• GOAL: Would you pull out every line of the material that contains the string "канцеляріи"?

• GIVEN DATA:
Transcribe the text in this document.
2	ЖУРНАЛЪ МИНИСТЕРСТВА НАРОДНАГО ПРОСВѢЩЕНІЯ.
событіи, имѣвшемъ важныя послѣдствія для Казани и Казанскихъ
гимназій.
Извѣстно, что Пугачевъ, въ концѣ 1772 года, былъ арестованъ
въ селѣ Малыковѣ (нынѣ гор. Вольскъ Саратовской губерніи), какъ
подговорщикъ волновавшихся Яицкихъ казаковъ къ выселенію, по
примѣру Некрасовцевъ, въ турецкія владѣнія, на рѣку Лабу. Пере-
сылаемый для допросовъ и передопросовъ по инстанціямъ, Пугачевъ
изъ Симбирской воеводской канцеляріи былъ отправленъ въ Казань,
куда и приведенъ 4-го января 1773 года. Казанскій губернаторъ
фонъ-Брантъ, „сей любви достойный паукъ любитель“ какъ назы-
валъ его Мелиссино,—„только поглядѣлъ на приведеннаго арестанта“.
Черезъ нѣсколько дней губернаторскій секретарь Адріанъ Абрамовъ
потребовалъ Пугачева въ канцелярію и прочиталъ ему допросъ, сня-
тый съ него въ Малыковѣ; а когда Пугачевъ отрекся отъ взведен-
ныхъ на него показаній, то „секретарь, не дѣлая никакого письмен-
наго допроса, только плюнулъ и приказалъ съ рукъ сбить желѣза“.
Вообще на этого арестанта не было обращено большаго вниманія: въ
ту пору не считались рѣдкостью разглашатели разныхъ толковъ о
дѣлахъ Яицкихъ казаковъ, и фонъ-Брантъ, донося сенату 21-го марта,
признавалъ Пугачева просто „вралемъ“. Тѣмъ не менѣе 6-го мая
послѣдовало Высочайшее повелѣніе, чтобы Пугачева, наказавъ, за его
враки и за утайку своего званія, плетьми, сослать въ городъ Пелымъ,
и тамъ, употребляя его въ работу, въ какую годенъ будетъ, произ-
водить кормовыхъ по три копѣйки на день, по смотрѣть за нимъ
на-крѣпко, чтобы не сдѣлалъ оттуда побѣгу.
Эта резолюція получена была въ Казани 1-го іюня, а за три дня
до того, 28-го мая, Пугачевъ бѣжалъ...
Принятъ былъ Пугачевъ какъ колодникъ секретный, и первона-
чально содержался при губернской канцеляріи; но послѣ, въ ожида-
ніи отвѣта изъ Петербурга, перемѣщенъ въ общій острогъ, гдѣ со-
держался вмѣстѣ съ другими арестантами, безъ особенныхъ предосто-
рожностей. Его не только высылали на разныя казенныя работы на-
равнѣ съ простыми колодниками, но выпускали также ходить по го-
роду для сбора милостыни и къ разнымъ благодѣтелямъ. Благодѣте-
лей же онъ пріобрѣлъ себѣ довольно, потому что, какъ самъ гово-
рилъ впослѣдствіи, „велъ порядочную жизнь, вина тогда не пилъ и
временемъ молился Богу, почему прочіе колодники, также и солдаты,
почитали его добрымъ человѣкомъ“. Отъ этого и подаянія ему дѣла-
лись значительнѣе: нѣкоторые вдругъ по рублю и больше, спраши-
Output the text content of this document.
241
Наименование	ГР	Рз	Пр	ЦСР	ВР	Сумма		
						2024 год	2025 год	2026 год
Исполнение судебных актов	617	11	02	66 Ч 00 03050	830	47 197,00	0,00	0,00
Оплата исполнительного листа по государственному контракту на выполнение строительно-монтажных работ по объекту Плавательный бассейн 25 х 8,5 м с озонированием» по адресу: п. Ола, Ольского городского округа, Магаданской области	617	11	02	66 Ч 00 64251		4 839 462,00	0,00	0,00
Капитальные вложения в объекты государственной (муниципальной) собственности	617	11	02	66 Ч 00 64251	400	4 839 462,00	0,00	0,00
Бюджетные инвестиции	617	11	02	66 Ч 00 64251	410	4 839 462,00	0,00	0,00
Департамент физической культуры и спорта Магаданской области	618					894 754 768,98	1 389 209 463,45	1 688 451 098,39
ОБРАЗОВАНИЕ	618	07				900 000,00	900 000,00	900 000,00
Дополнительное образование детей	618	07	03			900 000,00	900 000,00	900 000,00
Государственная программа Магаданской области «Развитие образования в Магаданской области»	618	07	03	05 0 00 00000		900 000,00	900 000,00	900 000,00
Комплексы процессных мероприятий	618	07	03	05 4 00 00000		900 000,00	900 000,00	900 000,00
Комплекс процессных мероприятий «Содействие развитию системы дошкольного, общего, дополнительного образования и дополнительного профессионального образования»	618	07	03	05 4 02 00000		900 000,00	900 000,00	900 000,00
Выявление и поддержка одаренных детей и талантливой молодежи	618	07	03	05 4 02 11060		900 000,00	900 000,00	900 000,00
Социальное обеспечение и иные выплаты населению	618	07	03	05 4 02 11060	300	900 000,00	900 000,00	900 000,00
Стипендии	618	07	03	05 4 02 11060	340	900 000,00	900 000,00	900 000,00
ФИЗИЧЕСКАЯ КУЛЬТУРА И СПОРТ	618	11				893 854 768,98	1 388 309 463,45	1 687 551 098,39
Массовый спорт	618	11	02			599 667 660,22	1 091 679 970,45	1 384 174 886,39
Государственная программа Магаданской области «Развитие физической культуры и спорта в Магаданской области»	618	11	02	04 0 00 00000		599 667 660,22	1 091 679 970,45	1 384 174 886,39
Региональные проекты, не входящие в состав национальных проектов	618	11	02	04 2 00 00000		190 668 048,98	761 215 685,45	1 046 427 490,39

• WRITTEN SOLUTION:
изъ Симбирской воеводской канцеляріи былъ отправленъ въ Казань,
чально содержался при губернской канцеляріи; но послѣ, въ ожида-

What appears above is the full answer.